-- Exercise directions --
Scan the records below and say how many lines include the word "Acts", giving no other text.

-- Entries provided --
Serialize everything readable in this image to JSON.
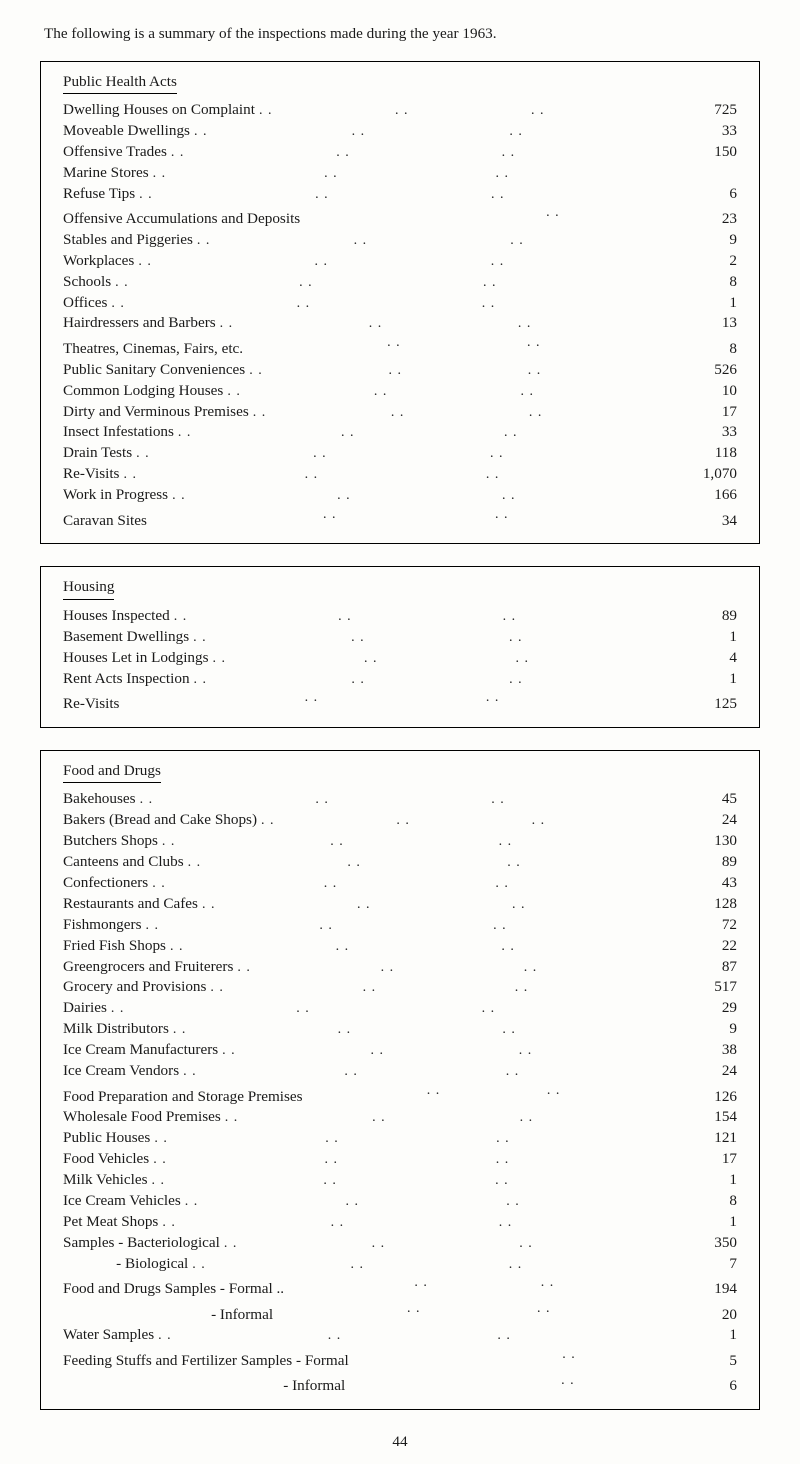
{
  "intro": "The following is a summary of the inspections made during the year 1963.",
  "page_number": "44",
  "panels": [
    {
      "heading": "Public Health Acts",
      "rows": [
        {
          "label": "Dwelling Houses on Complaint",
          "value": "725"
        },
        {
          "label": "Moveable Dwellings",
          "value": "33"
        },
        {
          "label": "Offensive Trades",
          "value": "150"
        },
        {
          "label": "Marine Stores",
          "value": ""
        },
        {
          "label": "Refuse Tips",
          "value": "6"
        },
        {
          "label": "Offensive Accumulations and Deposits",
          "value": "23",
          "dots": 1
        },
        {
          "label": "Stables and Piggeries",
          "value": "9"
        },
        {
          "label": "Workplaces",
          "value": "2"
        },
        {
          "label": "Schools",
          "value": "8"
        },
        {
          "label": "Offices",
          "value": "1"
        },
        {
          "label": "Hairdressers and Barbers",
          "value": "13"
        },
        {
          "label": "Theatres, Cinemas, Fairs, etc.",
          "value": "8",
          "dots": 2
        },
        {
          "label": "Public Sanitary Conveniences",
          "value": "526"
        },
        {
          "label": "Common Lodging Houses",
          "value": "10"
        },
        {
          "label": "Dirty and Verminous Premises",
          "value": "17"
        },
        {
          "label": "Insect Infestations",
          "value": "33"
        },
        {
          "label": "Drain Tests",
          "value": "118"
        },
        {
          "label": "Re-Visits",
          "value": "1,070"
        },
        {
          "label": "Work in Progress",
          "value": "166"
        },
        {
          "label": "Caravan Sites",
          "value": "34",
          "dots": 2
        }
      ]
    },
    {
      "heading": "Housing",
      "rows": [
        {
          "label": "Houses Inspected",
          "value": "89"
        },
        {
          "label": "Basement Dwellings",
          "value": "1"
        },
        {
          "label": "Houses Let in Lodgings",
          "value": "4"
        },
        {
          "label": "Rent Acts Inspection",
          "value": "1"
        },
        {
          "label": "Re-Visits",
          "value": "125",
          "dots": 2
        }
      ]
    },
    {
      "heading": "Food and Drugs",
      "rows": [
        {
          "label": "Bakehouses",
          "value": "45"
        },
        {
          "label": "Bakers (Bread and Cake Shops)",
          "value": "24"
        },
        {
          "label": "Butchers Shops",
          "value": "130"
        },
        {
          "label": "Canteens and Clubs",
          "value": "89"
        },
        {
          "label": "Confectioners",
          "value": "43"
        },
        {
          "label": "Restaurants and Cafes",
          "value": "128"
        },
        {
          "label": "Fishmongers",
          "value": "72"
        },
        {
          "label": "Fried Fish Shops",
          "value": "22"
        },
        {
          "label": "Greengrocers and Fruiterers",
          "value": "87"
        },
        {
          "label": "Grocery and Provisions",
          "value": "517"
        },
        {
          "label": "Dairies",
          "value": "29"
        },
        {
          "label": "Milk Distributors",
          "value": "9"
        },
        {
          "label": "Ice Cream Manufacturers",
          "value": "38"
        },
        {
          "label": "Ice Cream Vendors",
          "value": "24"
        },
        {
          "label": "Food Preparation and Storage Premises",
          "value": "126",
          "dots": 2
        },
        {
          "label": "Wholesale Food Premises",
          "value": "154"
        },
        {
          "label": "Public Houses",
          "value": "121"
        },
        {
          "label": "Food Vehicles",
          "value": "17"
        },
        {
          "label": "Milk Vehicles",
          "value": "1"
        },
        {
          "label": "Ice Cream Vehicles",
          "value": "8"
        },
        {
          "label": "Pet Meat Shops",
          "value": "1"
        },
        {
          "label": "Samples - Bacteriological",
          "value": "350"
        },
        {
          "label": "              - Biological",
          "value": "7"
        },
        {
          "label": "Food and Drugs Samples - Formal ..",
          "value": "194",
          "dots": 2
        },
        {
          "label": "                                       - Informal",
          "value": "20",
          "dots": 2
        },
        {
          "label": "Water Samples",
          "value": "1"
        },
        {
          "label": "Feeding Stuffs and Fertilizer Samples - Formal",
          "value": "5",
          "dots": 1
        },
        {
          "label": "                                                          - Informal",
          "value": "6",
          "dots": 1
        }
      ]
    }
  ]
}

-- Result for this task --
2